Task details ▸
Transcribe the records below exactly as they appear, omitting any pictures.

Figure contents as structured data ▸
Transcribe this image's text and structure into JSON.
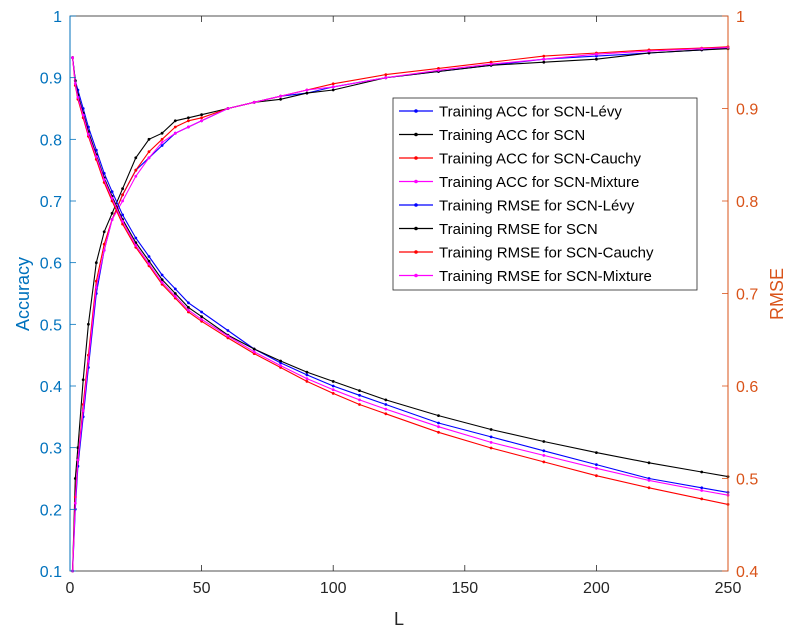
{
  "chart_data": {
    "type": "line",
    "xlabel": "L",
    "ylabel_left": "Accuracy",
    "ylabel_right": "RMSE",
    "xlim": [
      0,
      250
    ],
    "ylim_left": [
      0.1,
      1
    ],
    "ylim_right": [
      0.4,
      1
    ],
    "xticks": [
      "0",
      "50",
      "100",
      "150",
      "200",
      "250"
    ],
    "yticks_left": [
      "0.1",
      "0.2",
      "0.3",
      "0.4",
      "0.5",
      "0.6",
      "0.7",
      "0.8",
      "0.9",
      "1"
    ],
    "yticks_right": [
      "0.4",
      "0.5",
      "0.6",
      "0.7",
      "0.8",
      "0.9",
      "1"
    ],
    "left_axis_color": "#0072BD",
    "right_axis_color": "#D95319",
    "grid": false,
    "legend_position": "upper-right-inside",
    "legend": [
      "Training ACC for SCN-Lévy",
      "Training ACC for SCN",
      "Training ACC for SCN-Cauchy",
      "Training ACC for SCN-Mixture",
      "Training RMSE for SCN-Lévy",
      "Training RMSE for SCN",
      "Training RMSE for SCN-Cauchy",
      "Training RMSE for SCN-Mixture"
    ],
    "series": [
      {
        "name": "Training ACC for SCN-Lévy",
        "axis": "left",
        "color": "#0000ff",
        "x": [
          1,
          2,
          3,
          5,
          7,
          10,
          13,
          16,
          20,
          25,
          30,
          35,
          40,
          45,
          50,
          60,
          70,
          80,
          90,
          100,
          120,
          140,
          160,
          180,
          200,
          220,
          240,
          250
        ],
        "y": [
          0.1,
          0.2,
          0.27,
          0.35,
          0.43,
          0.55,
          0.62,
          0.67,
          0.71,
          0.75,
          0.77,
          0.79,
          0.81,
          0.82,
          0.83,
          0.85,
          0.86,
          0.87,
          0.875,
          0.885,
          0.9,
          0.91,
          0.92,
          0.93,
          0.935,
          0.94,
          0.945,
          0.948
        ]
      },
      {
        "name": "Training ACC for SCN",
        "axis": "left",
        "color": "#000000",
        "x": [
          1,
          2,
          3,
          5,
          7,
          10,
          13,
          16,
          20,
          25,
          30,
          35,
          40,
          45,
          50,
          60,
          70,
          80,
          90,
          100,
          120,
          140,
          160,
          180,
          200,
          220,
          240,
          250
        ],
        "y": [
          0.1,
          0.25,
          0.3,
          0.41,
          0.5,
          0.6,
          0.65,
          0.68,
          0.72,
          0.77,
          0.8,
          0.81,
          0.83,
          0.835,
          0.84,
          0.85,
          0.86,
          0.865,
          0.875,
          0.88,
          0.9,
          0.91,
          0.92,
          0.925,
          0.93,
          0.94,
          0.945,
          0.947
        ]
      },
      {
        "name": "Training ACC for SCN-Cauchy",
        "axis": "left",
        "color": "#ff0000",
        "x": [
          1,
          2,
          3,
          5,
          7,
          10,
          13,
          16,
          20,
          25,
          30,
          35,
          40,
          45,
          50,
          60,
          70,
          80,
          90,
          100,
          120,
          140,
          160,
          180,
          200,
          220,
          240,
          250
        ],
        "y": [
          0.1,
          0.22,
          0.28,
          0.37,
          0.45,
          0.57,
          0.63,
          0.67,
          0.71,
          0.75,
          0.78,
          0.8,
          0.82,
          0.83,
          0.835,
          0.85,
          0.86,
          0.87,
          0.88,
          0.89,
          0.905,
          0.915,
          0.925,
          0.935,
          0.94,
          0.945,
          0.948,
          0.95
        ]
      },
      {
        "name": "Training ACC for SCN-Mixture",
        "axis": "left",
        "color": "#ff00ff",
        "x": [
          1,
          2,
          3,
          5,
          7,
          10,
          13,
          16,
          20,
          25,
          30,
          35,
          40,
          45,
          50,
          60,
          70,
          80,
          90,
          100,
          120,
          140,
          160,
          180,
          200,
          220,
          240,
          250
        ],
        "y": [
          0.1,
          0.21,
          0.28,
          0.36,
          0.44,
          0.56,
          0.62,
          0.67,
          0.7,
          0.74,
          0.77,
          0.795,
          0.81,
          0.82,
          0.83,
          0.85,
          0.86,
          0.87,
          0.88,
          0.885,
          0.9,
          0.912,
          0.922,
          0.93,
          0.938,
          0.943,
          0.947,
          0.949
        ]
      },
      {
        "name": "Training RMSE for SCN-Lévy",
        "axis": "right",
        "color": "#0000ff",
        "x": [
          1,
          2,
          3,
          5,
          7,
          10,
          13,
          16,
          20,
          25,
          30,
          35,
          40,
          45,
          50,
          60,
          70,
          80,
          90,
          100,
          110,
          120,
          140,
          160,
          180,
          200,
          220,
          240,
          250
        ],
        "y": [
          0.955,
          0.93,
          0.92,
          0.9,
          0.88,
          0.855,
          0.83,
          0.81,
          0.785,
          0.76,
          0.74,
          0.72,
          0.705,
          0.69,
          0.68,
          0.66,
          0.64,
          0.625,
          0.612,
          0.6,
          0.59,
          0.58,
          0.56,
          0.545,
          0.53,
          0.515,
          0.5,
          0.49,
          0.485
        ]
      },
      {
        "name": "Training RMSE for SCN",
        "axis": "right",
        "color": "#000000",
        "x": [
          1,
          2,
          3,
          5,
          7,
          10,
          13,
          16,
          20,
          25,
          30,
          35,
          40,
          45,
          50,
          60,
          70,
          80,
          90,
          100,
          110,
          120,
          140,
          160,
          180,
          200,
          220,
          240,
          250
        ],
        "y": [
          0.955,
          0.93,
          0.915,
          0.895,
          0.875,
          0.85,
          0.825,
          0.805,
          0.78,
          0.755,
          0.735,
          0.715,
          0.7,
          0.685,
          0.675,
          0.655,
          0.64,
          0.627,
          0.615,
          0.605,
          0.595,
          0.585,
          0.568,
          0.553,
          0.54,
          0.528,
          0.517,
          0.507,
          0.502
        ]
      },
      {
        "name": "Training RMSE for SCN-Cauchy",
        "axis": "right",
        "color": "#ff0000",
        "x": [
          1,
          2,
          3,
          5,
          7,
          10,
          13,
          16,
          20,
          25,
          30,
          35,
          40,
          45,
          50,
          60,
          70,
          80,
          90,
          100,
          110,
          120,
          140,
          160,
          180,
          200,
          220,
          240,
          250
        ],
        "y": [
          0.955,
          0.925,
          0.91,
          0.89,
          0.87,
          0.845,
          0.82,
          0.8,
          0.775,
          0.75,
          0.73,
          0.71,
          0.695,
          0.68,
          0.67,
          0.652,
          0.635,
          0.62,
          0.605,
          0.592,
          0.58,
          0.57,
          0.55,
          0.533,
          0.518,
          0.503,
          0.49,
          0.478,
          0.472
        ]
      },
      {
        "name": "Training RMSE for SCN-Mixture",
        "axis": "right",
        "color": "#ff00ff",
        "x": [
          1,
          2,
          3,
          5,
          7,
          10,
          13,
          16,
          20,
          25,
          30,
          35,
          40,
          45,
          50,
          60,
          70,
          80,
          90,
          100,
          110,
          120,
          140,
          160,
          180,
          200,
          220,
          240,
          250
        ],
        "y": [
          0.955,
          0.927,
          0.912,
          0.893,
          0.872,
          0.848,
          0.823,
          0.803,
          0.778,
          0.752,
          0.732,
          0.712,
          0.697,
          0.682,
          0.672,
          0.654,
          0.637,
          0.622,
          0.608,
          0.596,
          0.585,
          0.575,
          0.556,
          0.539,
          0.525,
          0.511,
          0.498,
          0.487,
          0.482
        ]
      }
    ]
  }
}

Answer to the problem ▸
Transcribe this image's text and structure into JSON.
{
  "chart_data": {
    "type": "line",
    "xlabel": "L",
    "ylabel_left": "Accuracy",
    "ylabel_right": "RMSE",
    "xlim": [
      0,
      250
    ],
    "ylim_left": [
      0.1,
      1
    ],
    "ylim_right": [
      0.4,
      1
    ],
    "xticks": [
      "0",
      "50",
      "100",
      "150",
      "200",
      "250"
    ],
    "yticks_left": [
      "0.1",
      "0.2",
      "0.3",
      "0.4",
      "0.5",
      "0.6",
      "0.7",
      "0.8",
      "0.9",
      "1"
    ],
    "yticks_right": [
      "0.4",
      "0.5",
      "0.6",
      "0.7",
      "0.8",
      "0.9",
      "1"
    ],
    "left_axis_color": "#0072BD",
    "right_axis_color": "#D95319",
    "grid": false,
    "legend_position": "upper-right-inside",
    "legend": [
      "Training ACC for SCN-Lévy",
      "Training ACC for SCN",
      "Training ACC for SCN-Cauchy",
      "Training ACC for SCN-Mixture",
      "Training RMSE for SCN-Lévy",
      "Training RMSE for SCN",
      "Training RMSE for SCN-Cauchy",
      "Training RMSE for SCN-Mixture"
    ],
    "series": [
      {
        "name": "Training ACC for SCN-Lévy",
        "axis": "left",
        "color": "#0000ff",
        "x": [
          1,
          2,
          3,
          5,
          7,
          10,
          13,
          16,
          20,
          25,
          30,
          35,
          40,
          45,
          50,
          60,
          70,
          80,
          90,
          100,
          120,
          140,
          160,
          180,
          200,
          220,
          240,
          250
        ],
        "y": [
          0.1,
          0.2,
          0.27,
          0.35,
          0.43,
          0.55,
          0.62,
          0.67,
          0.71,
          0.75,
          0.77,
          0.79,
          0.81,
          0.82,
          0.83,
          0.85,
          0.86,
          0.87,
          0.875,
          0.885,
          0.9,
          0.91,
          0.92,
          0.93,
          0.935,
          0.94,
          0.945,
          0.948
        ]
      },
      {
        "name": "Training ACC for SCN",
        "axis": "left",
        "color": "#000000",
        "x": [
          1,
          2,
          3,
          5,
          7,
          10,
          13,
          16,
          20,
          25,
          30,
          35,
          40,
          45,
          50,
          60,
          70,
          80,
          90,
          100,
          120,
          140,
          160,
          180,
          200,
          220,
          240,
          250
        ],
        "y": [
          0.1,
          0.25,
          0.3,
          0.41,
          0.5,
          0.6,
          0.65,
          0.68,
          0.72,
          0.77,
          0.8,
          0.81,
          0.83,
          0.835,
          0.84,
          0.85,
          0.86,
          0.865,
          0.875,
          0.88,
          0.9,
          0.91,
          0.92,
          0.925,
          0.93,
          0.94,
          0.945,
          0.947
        ]
      },
      {
        "name": "Training ACC for SCN-Cauchy",
        "axis": "left",
        "color": "#ff0000",
        "x": [
          1,
          2,
          3,
          5,
          7,
          10,
          13,
          16,
          20,
          25,
          30,
          35,
          40,
          45,
          50,
          60,
          70,
          80,
          90,
          100,
          120,
          140,
          160,
          180,
          200,
          220,
          240,
          250
        ],
        "y": [
          0.1,
          0.22,
          0.28,
          0.37,
          0.45,
          0.57,
          0.63,
          0.67,
          0.71,
          0.75,
          0.78,
          0.8,
          0.82,
          0.83,
          0.835,
          0.85,
          0.86,
          0.87,
          0.88,
          0.89,
          0.905,
          0.915,
          0.925,
          0.935,
          0.94,
          0.945,
          0.948,
          0.95
        ]
      },
      {
        "name": "Training ACC for SCN-Mixture",
        "axis": "left",
        "color": "#ff00ff",
        "x": [
          1,
          2,
          3,
          5,
          7,
          10,
          13,
          16,
          20,
          25,
          30,
          35,
          40,
          45,
          50,
          60,
          70,
          80,
          90,
          100,
          120,
          140,
          160,
          180,
          200,
          220,
          240,
          250
        ],
        "y": [
          0.1,
          0.21,
          0.28,
          0.36,
          0.44,
          0.56,
          0.62,
          0.67,
          0.7,
          0.74,
          0.77,
          0.795,
          0.81,
          0.82,
          0.83,
          0.85,
          0.86,
          0.87,
          0.88,
          0.885,
          0.9,
          0.912,
          0.922,
          0.93,
          0.938,
          0.943,
          0.947,
          0.949
        ]
      },
      {
        "name": "Training RMSE for SCN-Lévy",
        "axis": "right",
        "color": "#0000ff",
        "x": [
          1,
          2,
          3,
          5,
          7,
          10,
          13,
          16,
          20,
          25,
          30,
          35,
          40,
          45,
          50,
          60,
          70,
          80,
          90,
          100,
          110,
          120,
          140,
          160,
          180,
          200,
          220,
          240,
          250
        ],
        "y": [
          0.955,
          0.93,
          0.92,
          0.9,
          0.88,
          0.855,
          0.83,
          0.81,
          0.785,
          0.76,
          0.74,
          0.72,
          0.705,
          0.69,
          0.68,
          0.66,
          0.64,
          0.625,
          0.612,
          0.6,
          0.59,
          0.58,
          0.56,
          0.545,
          0.53,
          0.515,
          0.5,
          0.49,
          0.485
        ]
      },
      {
        "name": "Training RMSE for SCN",
        "axis": "right",
        "color": "#000000",
        "x": [
          1,
          2,
          3,
          5,
          7,
          10,
          13,
          16,
          20,
          25,
          30,
          35,
          40,
          45,
          50,
          60,
          70,
          80,
          90,
          100,
          110,
          120,
          140,
          160,
          180,
          200,
          220,
          240,
          250
        ],
        "y": [
          0.955,
          0.93,
          0.915,
          0.895,
          0.875,
          0.85,
          0.825,
          0.805,
          0.78,
          0.755,
          0.735,
          0.715,
          0.7,
          0.685,
          0.675,
          0.655,
          0.64,
          0.627,
          0.615,
          0.605,
          0.595,
          0.585,
          0.568,
          0.553,
          0.54,
          0.528,
          0.517,
          0.507,
          0.502
        ]
      },
      {
        "name": "Training RMSE for SCN-Cauchy",
        "axis": "right",
        "color": "#ff0000",
        "x": [
          1,
          2,
          3,
          5,
          7,
          10,
          13,
          16,
          20,
          25,
          30,
          35,
          40,
          45,
          50,
          60,
          70,
          80,
          90,
          100,
          110,
          120,
          140,
          160,
          180,
          200,
          220,
          240,
          250
        ],
        "y": [
          0.955,
          0.925,
          0.91,
          0.89,
          0.87,
          0.845,
          0.82,
          0.8,
          0.775,
          0.75,
          0.73,
          0.71,
          0.695,
          0.68,
          0.67,
          0.652,
          0.635,
          0.62,
          0.605,
          0.592,
          0.58,
          0.57,
          0.55,
          0.533,
          0.518,
          0.503,
          0.49,
          0.478,
          0.472
        ]
      },
      {
        "name": "Training RMSE for SCN-Mixture",
        "axis": "right",
        "color": "#ff00ff",
        "x": [
          1,
          2,
          3,
          5,
          7,
          10,
          13,
          16,
          20,
          25,
          30,
          35,
          40,
          45,
          50,
          60,
          70,
          80,
          90,
          100,
          110,
          120,
          140,
          160,
          180,
          200,
          220,
          240,
          250
        ],
        "y": [
          0.955,
          0.927,
          0.912,
          0.893,
          0.872,
          0.848,
          0.823,
          0.803,
          0.778,
          0.752,
          0.732,
          0.712,
          0.697,
          0.682,
          0.672,
          0.654,
          0.637,
          0.622,
          0.608,
          0.596,
          0.585,
          0.575,
          0.556,
          0.539,
          0.525,
          0.511,
          0.498,
          0.487,
          0.482
        ]
      }
    ]
  }
}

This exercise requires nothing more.